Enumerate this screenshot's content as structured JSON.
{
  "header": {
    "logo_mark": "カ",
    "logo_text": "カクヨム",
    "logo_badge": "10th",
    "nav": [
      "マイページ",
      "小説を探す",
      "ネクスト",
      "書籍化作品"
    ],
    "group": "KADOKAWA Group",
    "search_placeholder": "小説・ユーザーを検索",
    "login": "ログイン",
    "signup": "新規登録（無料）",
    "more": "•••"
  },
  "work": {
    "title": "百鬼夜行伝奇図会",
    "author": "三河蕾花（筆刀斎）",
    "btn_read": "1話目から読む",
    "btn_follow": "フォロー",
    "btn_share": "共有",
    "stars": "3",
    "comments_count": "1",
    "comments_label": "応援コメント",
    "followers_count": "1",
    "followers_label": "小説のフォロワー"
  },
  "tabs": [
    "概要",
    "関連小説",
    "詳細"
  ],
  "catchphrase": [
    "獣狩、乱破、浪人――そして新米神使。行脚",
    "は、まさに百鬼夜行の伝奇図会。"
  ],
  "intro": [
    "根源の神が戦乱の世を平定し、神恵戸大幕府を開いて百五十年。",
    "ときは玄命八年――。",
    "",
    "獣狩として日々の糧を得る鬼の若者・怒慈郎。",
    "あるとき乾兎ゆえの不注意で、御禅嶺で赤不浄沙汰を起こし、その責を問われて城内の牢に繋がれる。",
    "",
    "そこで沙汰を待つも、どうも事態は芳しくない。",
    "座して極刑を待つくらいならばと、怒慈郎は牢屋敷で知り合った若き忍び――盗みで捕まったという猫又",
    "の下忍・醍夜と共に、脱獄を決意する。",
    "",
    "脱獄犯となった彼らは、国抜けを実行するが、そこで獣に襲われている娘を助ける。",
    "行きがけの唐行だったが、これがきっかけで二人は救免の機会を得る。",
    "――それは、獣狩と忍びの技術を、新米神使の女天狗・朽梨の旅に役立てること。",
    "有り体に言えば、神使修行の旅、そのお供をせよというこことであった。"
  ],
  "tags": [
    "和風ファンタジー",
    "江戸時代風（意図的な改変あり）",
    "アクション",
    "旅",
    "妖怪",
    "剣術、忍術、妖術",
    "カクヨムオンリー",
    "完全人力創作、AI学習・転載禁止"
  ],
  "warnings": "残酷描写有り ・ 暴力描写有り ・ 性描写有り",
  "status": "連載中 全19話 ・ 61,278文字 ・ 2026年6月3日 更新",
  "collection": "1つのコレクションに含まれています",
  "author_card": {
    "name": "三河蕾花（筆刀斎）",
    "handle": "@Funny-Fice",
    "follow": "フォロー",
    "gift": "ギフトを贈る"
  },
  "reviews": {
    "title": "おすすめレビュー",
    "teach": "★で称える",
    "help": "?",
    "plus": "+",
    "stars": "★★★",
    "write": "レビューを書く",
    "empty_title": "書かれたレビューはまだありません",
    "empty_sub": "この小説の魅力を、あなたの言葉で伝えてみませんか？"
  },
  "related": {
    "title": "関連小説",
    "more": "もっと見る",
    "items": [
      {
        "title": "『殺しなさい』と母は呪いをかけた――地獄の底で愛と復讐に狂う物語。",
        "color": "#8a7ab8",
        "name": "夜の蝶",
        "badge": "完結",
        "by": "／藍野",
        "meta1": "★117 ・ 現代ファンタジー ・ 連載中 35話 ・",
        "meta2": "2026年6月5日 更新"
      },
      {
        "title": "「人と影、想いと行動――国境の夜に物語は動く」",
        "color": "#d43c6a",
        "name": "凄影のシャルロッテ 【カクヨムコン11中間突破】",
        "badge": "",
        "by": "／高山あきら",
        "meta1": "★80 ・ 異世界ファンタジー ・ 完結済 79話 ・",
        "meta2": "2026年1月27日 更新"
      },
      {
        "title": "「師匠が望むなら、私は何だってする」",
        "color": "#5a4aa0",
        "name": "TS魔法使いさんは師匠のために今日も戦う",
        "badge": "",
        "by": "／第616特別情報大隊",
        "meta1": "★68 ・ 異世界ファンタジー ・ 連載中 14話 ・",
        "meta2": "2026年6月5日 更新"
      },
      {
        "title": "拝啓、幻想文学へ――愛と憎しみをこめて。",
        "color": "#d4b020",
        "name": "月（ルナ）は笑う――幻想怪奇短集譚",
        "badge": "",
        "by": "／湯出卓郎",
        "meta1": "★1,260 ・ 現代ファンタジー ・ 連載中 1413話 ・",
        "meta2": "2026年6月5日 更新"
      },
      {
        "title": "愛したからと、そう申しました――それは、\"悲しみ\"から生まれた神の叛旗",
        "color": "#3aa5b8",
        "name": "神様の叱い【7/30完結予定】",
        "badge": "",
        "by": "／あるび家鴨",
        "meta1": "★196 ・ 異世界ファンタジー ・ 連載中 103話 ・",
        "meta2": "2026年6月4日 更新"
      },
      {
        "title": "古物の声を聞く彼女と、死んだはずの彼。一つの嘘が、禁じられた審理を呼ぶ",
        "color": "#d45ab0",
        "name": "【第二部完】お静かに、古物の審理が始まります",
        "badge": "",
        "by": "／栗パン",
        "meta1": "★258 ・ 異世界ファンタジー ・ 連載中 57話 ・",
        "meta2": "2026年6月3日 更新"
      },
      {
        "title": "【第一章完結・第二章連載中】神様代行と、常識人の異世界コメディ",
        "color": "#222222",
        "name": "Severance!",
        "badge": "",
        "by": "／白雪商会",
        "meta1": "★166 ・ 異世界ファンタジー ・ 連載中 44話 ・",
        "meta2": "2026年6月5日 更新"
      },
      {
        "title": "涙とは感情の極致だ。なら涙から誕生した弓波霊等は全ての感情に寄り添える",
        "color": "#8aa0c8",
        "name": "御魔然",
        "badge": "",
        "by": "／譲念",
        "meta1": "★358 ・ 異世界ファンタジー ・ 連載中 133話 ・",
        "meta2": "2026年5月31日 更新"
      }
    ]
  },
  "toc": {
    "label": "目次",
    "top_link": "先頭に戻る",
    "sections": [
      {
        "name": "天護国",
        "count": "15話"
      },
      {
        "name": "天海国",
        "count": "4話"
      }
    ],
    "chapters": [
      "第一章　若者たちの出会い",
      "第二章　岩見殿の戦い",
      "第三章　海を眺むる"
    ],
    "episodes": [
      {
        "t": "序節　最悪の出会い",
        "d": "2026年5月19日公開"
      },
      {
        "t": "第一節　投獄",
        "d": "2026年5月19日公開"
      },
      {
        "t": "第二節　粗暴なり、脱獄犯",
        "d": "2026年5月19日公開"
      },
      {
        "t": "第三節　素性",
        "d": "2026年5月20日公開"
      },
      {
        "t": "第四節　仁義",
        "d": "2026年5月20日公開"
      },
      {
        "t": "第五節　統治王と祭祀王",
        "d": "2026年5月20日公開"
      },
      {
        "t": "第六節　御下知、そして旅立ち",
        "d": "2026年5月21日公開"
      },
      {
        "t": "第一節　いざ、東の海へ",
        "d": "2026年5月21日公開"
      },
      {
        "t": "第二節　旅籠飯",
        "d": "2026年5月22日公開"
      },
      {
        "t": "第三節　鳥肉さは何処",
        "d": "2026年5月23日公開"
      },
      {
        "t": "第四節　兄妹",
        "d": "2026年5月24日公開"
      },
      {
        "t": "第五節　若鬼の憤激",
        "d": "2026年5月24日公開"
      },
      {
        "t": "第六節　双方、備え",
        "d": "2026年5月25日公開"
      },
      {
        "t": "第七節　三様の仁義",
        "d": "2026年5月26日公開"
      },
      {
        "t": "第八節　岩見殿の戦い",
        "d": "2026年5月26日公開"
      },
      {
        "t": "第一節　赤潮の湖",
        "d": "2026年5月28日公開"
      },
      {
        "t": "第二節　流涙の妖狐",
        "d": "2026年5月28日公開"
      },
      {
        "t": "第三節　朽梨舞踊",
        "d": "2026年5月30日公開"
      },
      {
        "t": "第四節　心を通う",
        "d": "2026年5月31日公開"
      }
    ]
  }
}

_TASK GOAL_: Gather all lines from the listing above in which "異世界ファンタジー" occurs.

_EXERCISE RESPONSE_:
        "meta1": "★80 ・ 異世界ファンタジー ・ 完結済 79話 ・",
        "meta1": "★68 ・ 異世界ファンタジー ・ 連載中 14話 ・",
        "meta1": "★196 ・ 異世界ファンタジー ・ 連載中 103話 ・",
        "meta1": "★258 ・ 異世界ファンタジー ・ 連載中 57話 ・",
        "meta1": "★166 ・ 異世界ファンタジー ・ 連載中 44話 ・",
        "meta1": "★358 ・ 異世界ファンタジー ・ 連載中 133話 ・",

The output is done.